### REQUIRED TASK
Everything in the listing except the pictures should be written out exactly.

### Source data
• • • • • • •
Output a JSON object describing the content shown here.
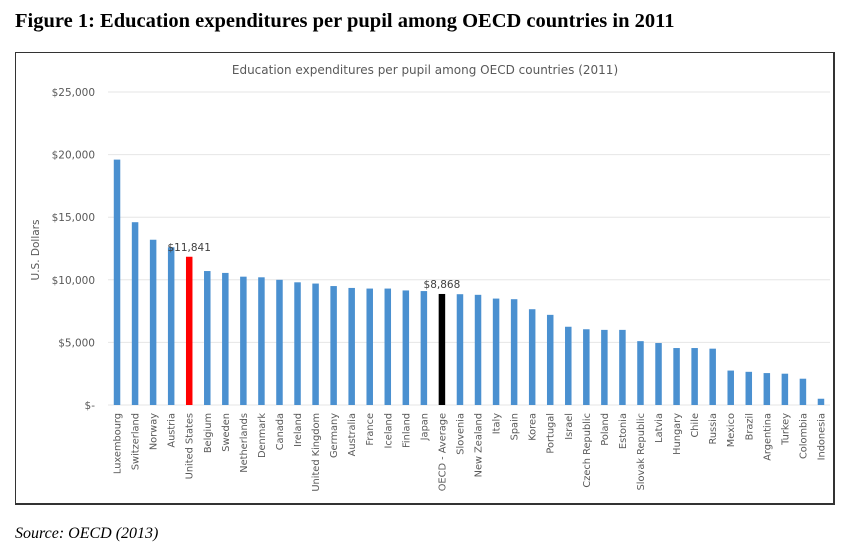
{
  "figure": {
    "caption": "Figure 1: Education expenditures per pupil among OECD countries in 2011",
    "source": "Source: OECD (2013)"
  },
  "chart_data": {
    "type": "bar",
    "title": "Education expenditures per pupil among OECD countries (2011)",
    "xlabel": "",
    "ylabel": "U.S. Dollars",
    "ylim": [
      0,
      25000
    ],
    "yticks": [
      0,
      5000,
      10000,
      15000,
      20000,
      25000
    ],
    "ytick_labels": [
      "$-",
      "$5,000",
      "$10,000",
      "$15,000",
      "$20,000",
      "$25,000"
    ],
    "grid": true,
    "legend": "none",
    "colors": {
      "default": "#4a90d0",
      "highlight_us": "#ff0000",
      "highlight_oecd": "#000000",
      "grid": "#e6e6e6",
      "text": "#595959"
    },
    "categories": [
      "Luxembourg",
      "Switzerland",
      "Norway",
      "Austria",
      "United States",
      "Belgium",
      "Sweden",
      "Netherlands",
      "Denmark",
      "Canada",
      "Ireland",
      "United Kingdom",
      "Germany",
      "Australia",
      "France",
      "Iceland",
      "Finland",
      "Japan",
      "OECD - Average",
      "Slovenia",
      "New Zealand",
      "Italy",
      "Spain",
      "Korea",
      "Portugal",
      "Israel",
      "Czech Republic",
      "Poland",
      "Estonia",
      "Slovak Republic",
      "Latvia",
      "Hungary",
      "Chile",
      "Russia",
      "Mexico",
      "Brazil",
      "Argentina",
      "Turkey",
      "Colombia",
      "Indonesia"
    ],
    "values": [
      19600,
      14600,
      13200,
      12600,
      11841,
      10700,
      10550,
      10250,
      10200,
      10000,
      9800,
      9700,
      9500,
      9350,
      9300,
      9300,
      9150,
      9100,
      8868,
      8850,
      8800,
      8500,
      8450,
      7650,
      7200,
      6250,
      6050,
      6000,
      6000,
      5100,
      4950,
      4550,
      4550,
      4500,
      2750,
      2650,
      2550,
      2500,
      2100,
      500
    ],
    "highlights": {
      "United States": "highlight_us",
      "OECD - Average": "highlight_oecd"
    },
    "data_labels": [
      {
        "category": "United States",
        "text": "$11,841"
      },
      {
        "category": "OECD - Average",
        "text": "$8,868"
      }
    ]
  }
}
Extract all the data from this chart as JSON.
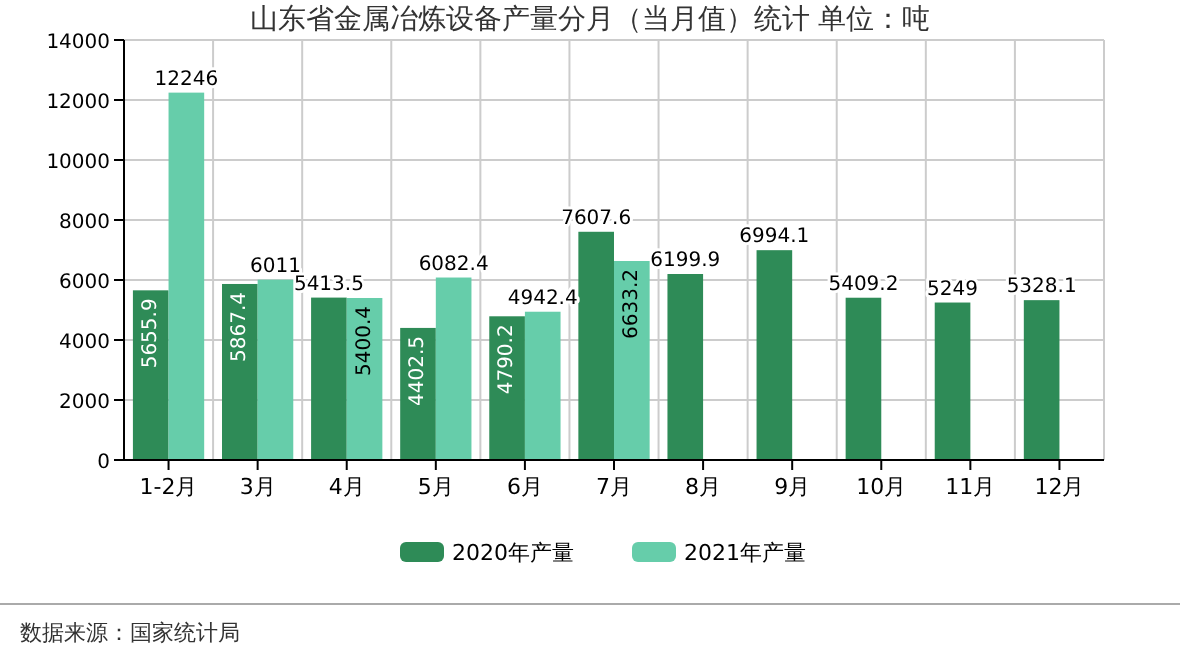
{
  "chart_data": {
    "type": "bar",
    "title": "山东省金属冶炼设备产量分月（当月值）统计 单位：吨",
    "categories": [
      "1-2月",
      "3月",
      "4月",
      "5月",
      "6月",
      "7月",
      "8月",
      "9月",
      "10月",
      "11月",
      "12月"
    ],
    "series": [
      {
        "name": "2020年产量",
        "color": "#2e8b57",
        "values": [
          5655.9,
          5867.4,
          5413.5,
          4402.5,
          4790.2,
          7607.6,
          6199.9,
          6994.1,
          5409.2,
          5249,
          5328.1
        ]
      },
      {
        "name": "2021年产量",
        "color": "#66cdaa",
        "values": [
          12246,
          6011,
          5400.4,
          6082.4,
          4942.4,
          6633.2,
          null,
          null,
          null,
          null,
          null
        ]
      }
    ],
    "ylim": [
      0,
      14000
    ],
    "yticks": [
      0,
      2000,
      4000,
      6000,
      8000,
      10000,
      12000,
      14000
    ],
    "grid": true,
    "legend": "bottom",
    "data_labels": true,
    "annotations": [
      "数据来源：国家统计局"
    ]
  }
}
• • • • • • •
### RESPONSE
Output a JSON object describing the content shown here.
{
  "figure": {
    "caption": "Figure 1: Education expenditures per pupil among OECD countries in 2011",
    "source": "Source: OECD (2013)"
  },
  "chart_data": {
    "type": "bar",
    "title": "Education expenditures per pupil among OECD countries (2011)",
    "xlabel": "",
    "ylabel": "U.S. Dollars",
    "ylim": [
      0,
      25000
    ],
    "yticks": [
      0,
      5000,
      10000,
      15000,
      20000,
      25000
    ],
    "ytick_labels": [
      "$-",
      "$5,000",
      "$10,000",
      "$15,000",
      "$20,000",
      "$25,000"
    ],
    "grid": true,
    "legend": "none",
    "colors": {
      "default": "#4a90d0",
      "highlight_us": "#ff0000",
      "highlight_oecd": "#000000",
      "grid": "#e6e6e6",
      "text": "#595959"
    },
    "categories": [
      "Luxembourg",
      "Switzerland",
      "Norway",
      "Austria",
      "United States",
      "Belgium",
      "Sweden",
      "Netherlands",
      "Denmark",
      "Canada",
      "Ireland",
      "United Kingdom",
      "Germany",
      "Australia",
      "France",
      "Iceland",
      "Finland",
      "Japan",
      "OECD - Average",
      "Slovenia",
      "New Zealand",
      "Italy",
      "Spain",
      "Korea",
      "Portugal",
      "Israel",
      "Czech Republic",
      "Poland",
      "Estonia",
      "Slovak Republic",
      "Latvia",
      "Hungary",
      "Chile",
      "Russia",
      "Mexico",
      "Brazil",
      "Argentina",
      "Turkey",
      "Colombia",
      "Indonesia"
    ],
    "values": [
      19600,
      14600,
      13200,
      12600,
      11841,
      10700,
      10550,
      10250,
      10200,
      10000,
      9800,
      9700,
      9500,
      9350,
      9300,
      9300,
      9150,
      9100,
      8868,
      8850,
      8800,
      8500,
      8450,
      7650,
      7200,
      6250,
      6050,
      6000,
      6000,
      5100,
      4950,
      4550,
      4550,
      4500,
      2750,
      2650,
      2550,
      2500,
      2100,
      500
    ],
    "highlights": {
      "United States": "highlight_us",
      "OECD - Average": "highlight_oecd"
    },
    "data_labels": [
      {
        "category": "United States",
        "text": "$11,841"
      },
      {
        "category": "OECD - Average",
        "text": "$8,868"
      }
    ]
  }
}
Extract all the data from this chart as JSON.
{
  "chart_data": {
    "type": "bar",
    "title": "山东省金属冶炼设备产量分月（当月值）统计 单位：吨",
    "categories": [
      "1-2月",
      "3月",
      "4月",
      "5月",
      "6月",
      "7月",
      "8月",
      "9月",
      "10月",
      "11月",
      "12月"
    ],
    "series": [
      {
        "name": "2020年产量",
        "color": "#2e8b57",
        "values": [
          5655.9,
          5867.4,
          5413.5,
          4402.5,
          4790.2,
          7607.6,
          6199.9,
          6994.1,
          5409.2,
          5249,
          5328.1
        ]
      },
      {
        "name": "2021年产量",
        "color": "#66cdaa",
        "values": [
          12246,
          6011,
          5400.4,
          6082.4,
          4942.4,
          6633.2,
          null,
          null,
          null,
          null,
          null
        ]
      }
    ],
    "ylim": [
      0,
      14000
    ],
    "yticks": [
      0,
      2000,
      4000,
      6000,
      8000,
      10000,
      12000,
      14000
    ],
    "grid": true,
    "legend": "bottom",
    "data_labels": true,
    "annotations": [
      "数据来源：国家统计局"
    ]
  }
}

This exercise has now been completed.